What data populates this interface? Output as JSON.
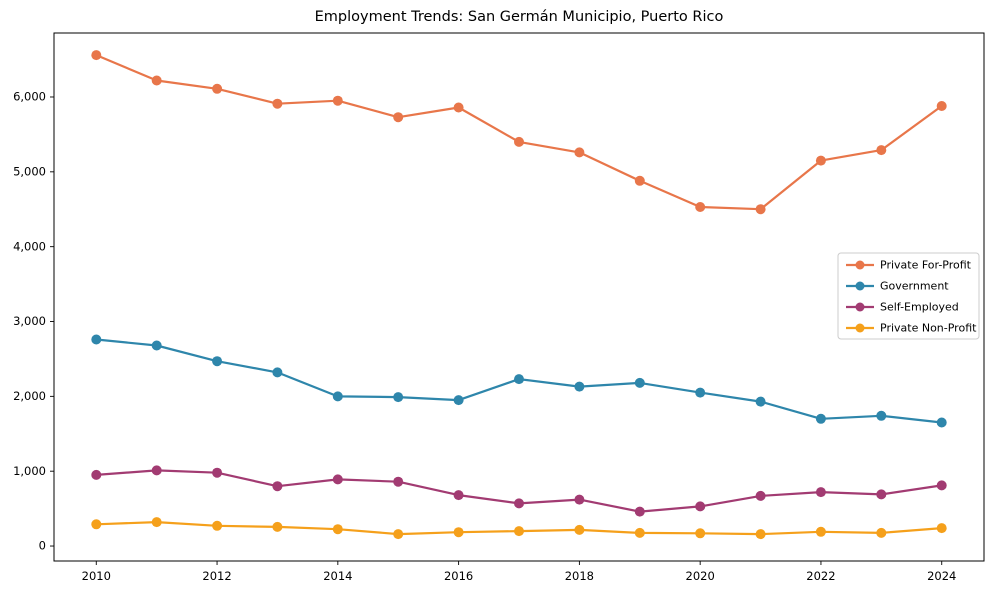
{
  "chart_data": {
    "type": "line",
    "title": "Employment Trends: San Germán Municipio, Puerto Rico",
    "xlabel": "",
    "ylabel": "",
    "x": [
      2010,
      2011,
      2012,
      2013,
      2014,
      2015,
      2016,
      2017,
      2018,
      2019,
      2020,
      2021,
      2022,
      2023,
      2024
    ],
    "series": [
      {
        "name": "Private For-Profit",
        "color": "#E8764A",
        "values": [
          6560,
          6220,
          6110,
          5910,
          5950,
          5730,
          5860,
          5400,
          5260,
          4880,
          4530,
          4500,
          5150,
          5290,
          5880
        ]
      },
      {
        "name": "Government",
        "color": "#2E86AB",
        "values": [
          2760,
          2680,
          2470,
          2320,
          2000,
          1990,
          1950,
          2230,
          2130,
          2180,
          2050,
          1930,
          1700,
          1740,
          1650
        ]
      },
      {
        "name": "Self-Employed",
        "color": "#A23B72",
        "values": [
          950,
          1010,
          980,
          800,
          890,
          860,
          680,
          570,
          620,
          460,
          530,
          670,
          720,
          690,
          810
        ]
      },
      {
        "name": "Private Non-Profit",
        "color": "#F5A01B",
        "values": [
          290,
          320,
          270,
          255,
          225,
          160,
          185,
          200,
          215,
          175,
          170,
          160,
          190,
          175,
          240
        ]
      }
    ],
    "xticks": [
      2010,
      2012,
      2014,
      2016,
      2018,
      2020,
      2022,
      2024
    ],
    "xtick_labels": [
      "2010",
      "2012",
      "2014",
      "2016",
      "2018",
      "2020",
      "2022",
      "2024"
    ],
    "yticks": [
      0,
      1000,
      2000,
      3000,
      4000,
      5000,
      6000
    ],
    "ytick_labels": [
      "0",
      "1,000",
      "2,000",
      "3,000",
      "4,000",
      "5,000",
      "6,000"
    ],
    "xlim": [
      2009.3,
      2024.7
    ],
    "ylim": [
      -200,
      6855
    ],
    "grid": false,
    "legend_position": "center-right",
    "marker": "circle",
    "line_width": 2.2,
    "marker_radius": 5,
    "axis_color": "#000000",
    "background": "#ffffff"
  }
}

□ □ □ □ □

▶ _Exercise requirements_: Set the listing down in full and exactly. Pictures within it should not appear in the copy.

▶ _Exercise result_:
What data populates this interface? Output as JSON.
{
  "chart_data": {
    "type": "line",
    "title": "Employment Trends: San Germán Municipio, Puerto Rico",
    "xlabel": "",
    "ylabel": "",
    "x": [
      2010,
      2011,
      2012,
      2013,
      2014,
      2015,
      2016,
      2017,
      2018,
      2019,
      2020,
      2021,
      2022,
      2023,
      2024
    ],
    "series": [
      {
        "name": "Private For-Profit",
        "color": "#E8764A",
        "values": [
          6560,
          6220,
          6110,
          5910,
          5950,
          5730,
          5860,
          5400,
          5260,
          4880,
          4530,
          4500,
          5150,
          5290,
          5880
        ]
      },
      {
        "name": "Government",
        "color": "#2E86AB",
        "values": [
          2760,
          2680,
          2470,
          2320,
          2000,
          1990,
          1950,
          2230,
          2130,
          2180,
          2050,
          1930,
          1700,
          1740,
          1650
        ]
      },
      {
        "name": "Self-Employed",
        "color": "#A23B72",
        "values": [
          950,
          1010,
          980,
          800,
          890,
          860,
          680,
          570,
          620,
          460,
          530,
          670,
          720,
          690,
          810
        ]
      },
      {
        "name": "Private Non-Profit",
        "color": "#F5A01B",
        "values": [
          290,
          320,
          270,
          255,
          225,
          160,
          185,
          200,
          215,
          175,
          170,
          160,
          190,
          175,
          240
        ]
      }
    ],
    "xticks": [
      2010,
      2012,
      2014,
      2016,
      2018,
      2020,
      2022,
      2024
    ],
    "xtick_labels": [
      "2010",
      "2012",
      "2014",
      "2016",
      "2018",
      "2020",
      "2022",
      "2024"
    ],
    "yticks": [
      0,
      1000,
      2000,
      3000,
      4000,
      5000,
      6000
    ],
    "ytick_labels": [
      "0",
      "1,000",
      "2,000",
      "3,000",
      "4,000",
      "5,000",
      "6,000"
    ],
    "xlim": [
      2009.3,
      2024.7
    ],
    "ylim": [
      -200,
      6855
    ],
    "grid": false,
    "legend_position": "center-right",
    "marker": "circle",
    "line_width": 2.2,
    "marker_radius": 5,
    "axis_color": "#000000",
    "background": "#ffffff"
  }
}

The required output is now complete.